• WHAT IS REQUIRED
How many lines of these records hold the string "fois"? Reply with the number alone.

[Collection entries]
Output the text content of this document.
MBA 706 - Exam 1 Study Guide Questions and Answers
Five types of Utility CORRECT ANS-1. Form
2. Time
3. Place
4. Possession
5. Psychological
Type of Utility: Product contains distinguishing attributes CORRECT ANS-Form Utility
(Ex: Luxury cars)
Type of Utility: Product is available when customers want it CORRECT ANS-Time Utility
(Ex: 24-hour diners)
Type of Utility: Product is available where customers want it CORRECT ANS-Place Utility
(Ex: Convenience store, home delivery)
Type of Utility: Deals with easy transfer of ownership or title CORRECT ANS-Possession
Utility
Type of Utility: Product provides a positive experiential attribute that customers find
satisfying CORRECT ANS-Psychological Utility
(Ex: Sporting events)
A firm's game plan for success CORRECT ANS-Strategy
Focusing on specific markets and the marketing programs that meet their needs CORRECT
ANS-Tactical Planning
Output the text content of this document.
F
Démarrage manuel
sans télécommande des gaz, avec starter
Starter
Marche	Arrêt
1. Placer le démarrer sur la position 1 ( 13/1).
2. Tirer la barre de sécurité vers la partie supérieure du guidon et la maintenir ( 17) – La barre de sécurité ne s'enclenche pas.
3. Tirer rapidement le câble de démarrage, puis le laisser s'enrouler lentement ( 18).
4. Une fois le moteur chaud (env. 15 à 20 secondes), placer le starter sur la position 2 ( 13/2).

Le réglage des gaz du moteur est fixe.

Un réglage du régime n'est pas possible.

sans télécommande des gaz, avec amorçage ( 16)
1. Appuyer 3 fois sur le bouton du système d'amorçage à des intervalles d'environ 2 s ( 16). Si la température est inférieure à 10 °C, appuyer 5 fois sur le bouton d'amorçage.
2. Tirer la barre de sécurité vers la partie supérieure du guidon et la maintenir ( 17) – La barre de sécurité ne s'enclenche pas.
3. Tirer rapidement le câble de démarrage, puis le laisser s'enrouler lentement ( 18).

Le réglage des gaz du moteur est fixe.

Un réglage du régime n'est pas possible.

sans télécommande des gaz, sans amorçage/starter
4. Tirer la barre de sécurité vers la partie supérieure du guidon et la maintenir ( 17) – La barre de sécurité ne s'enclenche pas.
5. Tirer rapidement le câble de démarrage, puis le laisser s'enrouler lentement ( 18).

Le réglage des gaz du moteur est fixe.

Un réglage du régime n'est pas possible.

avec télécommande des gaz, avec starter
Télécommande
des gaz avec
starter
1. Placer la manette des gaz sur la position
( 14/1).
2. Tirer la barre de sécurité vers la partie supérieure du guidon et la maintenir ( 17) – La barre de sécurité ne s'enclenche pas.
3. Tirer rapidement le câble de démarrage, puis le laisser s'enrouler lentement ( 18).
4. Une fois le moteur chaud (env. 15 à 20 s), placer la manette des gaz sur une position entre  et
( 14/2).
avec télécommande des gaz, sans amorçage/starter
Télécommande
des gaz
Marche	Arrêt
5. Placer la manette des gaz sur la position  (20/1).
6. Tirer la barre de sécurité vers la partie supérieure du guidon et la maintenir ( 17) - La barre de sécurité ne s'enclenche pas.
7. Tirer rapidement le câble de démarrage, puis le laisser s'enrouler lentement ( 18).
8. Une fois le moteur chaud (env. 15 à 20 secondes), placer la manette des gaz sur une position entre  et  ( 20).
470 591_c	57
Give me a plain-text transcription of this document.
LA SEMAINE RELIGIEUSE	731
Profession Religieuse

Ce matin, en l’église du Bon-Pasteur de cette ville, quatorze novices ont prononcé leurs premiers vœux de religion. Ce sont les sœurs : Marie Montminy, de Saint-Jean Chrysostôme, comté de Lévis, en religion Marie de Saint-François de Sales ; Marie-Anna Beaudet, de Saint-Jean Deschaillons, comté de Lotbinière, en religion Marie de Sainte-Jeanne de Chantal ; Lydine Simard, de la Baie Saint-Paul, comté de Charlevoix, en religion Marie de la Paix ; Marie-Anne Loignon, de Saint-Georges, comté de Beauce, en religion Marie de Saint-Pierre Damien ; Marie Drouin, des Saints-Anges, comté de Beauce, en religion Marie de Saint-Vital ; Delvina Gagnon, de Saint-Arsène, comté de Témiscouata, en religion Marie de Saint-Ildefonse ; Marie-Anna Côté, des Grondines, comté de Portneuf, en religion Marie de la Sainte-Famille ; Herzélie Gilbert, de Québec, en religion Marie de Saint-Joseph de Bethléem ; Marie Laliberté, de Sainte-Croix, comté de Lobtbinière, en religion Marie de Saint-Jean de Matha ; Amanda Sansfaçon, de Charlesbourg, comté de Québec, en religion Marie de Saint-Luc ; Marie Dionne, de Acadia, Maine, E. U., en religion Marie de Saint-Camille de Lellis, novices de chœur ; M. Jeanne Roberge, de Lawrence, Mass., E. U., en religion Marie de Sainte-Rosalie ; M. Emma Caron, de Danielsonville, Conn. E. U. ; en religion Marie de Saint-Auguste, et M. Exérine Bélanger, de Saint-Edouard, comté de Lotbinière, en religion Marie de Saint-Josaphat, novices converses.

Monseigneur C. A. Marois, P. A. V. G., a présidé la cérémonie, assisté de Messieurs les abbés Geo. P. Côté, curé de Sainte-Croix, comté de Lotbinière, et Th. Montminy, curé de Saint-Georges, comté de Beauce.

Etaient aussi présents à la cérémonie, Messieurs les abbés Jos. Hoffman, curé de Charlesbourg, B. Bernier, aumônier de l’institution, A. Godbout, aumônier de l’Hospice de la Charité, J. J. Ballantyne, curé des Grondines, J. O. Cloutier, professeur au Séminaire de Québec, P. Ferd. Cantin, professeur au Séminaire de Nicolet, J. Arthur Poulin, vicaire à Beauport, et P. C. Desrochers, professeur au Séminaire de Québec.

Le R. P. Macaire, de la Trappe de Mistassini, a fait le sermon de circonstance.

• OUTPUT OF THE EXERCISE
4